(Stored entries)
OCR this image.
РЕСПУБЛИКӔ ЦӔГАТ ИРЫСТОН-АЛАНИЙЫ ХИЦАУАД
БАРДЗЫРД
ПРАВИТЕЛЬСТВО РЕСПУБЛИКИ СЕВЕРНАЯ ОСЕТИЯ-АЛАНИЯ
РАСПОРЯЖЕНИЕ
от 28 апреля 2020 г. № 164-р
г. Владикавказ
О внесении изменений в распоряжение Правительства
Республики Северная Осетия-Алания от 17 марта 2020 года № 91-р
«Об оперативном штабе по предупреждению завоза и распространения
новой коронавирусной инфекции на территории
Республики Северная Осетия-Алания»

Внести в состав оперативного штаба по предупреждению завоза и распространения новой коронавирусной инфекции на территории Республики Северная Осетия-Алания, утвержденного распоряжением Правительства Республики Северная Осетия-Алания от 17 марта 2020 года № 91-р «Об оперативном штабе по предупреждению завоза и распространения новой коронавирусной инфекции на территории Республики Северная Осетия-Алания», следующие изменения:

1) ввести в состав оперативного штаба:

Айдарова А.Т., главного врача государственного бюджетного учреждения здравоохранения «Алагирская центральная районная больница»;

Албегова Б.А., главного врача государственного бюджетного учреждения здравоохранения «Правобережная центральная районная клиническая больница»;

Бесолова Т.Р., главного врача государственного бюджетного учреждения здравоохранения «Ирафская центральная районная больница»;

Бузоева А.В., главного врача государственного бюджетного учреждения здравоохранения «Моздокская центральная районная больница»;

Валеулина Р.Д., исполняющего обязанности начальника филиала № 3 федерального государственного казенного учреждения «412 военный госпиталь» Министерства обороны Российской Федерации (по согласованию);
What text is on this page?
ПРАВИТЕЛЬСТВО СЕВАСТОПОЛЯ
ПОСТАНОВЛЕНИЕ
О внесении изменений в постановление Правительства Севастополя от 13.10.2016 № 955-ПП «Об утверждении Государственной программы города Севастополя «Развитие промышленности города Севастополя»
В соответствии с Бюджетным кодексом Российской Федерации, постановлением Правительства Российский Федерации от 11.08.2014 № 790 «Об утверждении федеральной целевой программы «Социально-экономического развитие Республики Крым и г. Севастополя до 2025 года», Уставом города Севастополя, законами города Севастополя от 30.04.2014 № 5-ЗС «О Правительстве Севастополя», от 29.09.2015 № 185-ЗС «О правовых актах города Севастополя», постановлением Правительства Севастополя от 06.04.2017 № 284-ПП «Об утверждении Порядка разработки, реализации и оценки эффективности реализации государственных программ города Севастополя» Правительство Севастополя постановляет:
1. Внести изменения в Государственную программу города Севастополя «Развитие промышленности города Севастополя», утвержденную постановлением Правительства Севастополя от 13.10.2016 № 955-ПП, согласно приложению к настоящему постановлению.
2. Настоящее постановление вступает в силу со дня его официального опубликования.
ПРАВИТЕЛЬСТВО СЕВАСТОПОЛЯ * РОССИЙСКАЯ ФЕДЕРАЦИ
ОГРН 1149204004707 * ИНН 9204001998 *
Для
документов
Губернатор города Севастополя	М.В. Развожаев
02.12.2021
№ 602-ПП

▶ _Task objective_
Show every line from the entries above in which "изменений" appears.

▶ _Answer to this problem_
О внесении изменений в распоряжение Правительства
О внесении изменений в постановление Правительства Севастополя от 13.10.2016 № 955-ПП «Об утверждении Государственной программы города Севастополя «Развитие промышленности города Севастополя»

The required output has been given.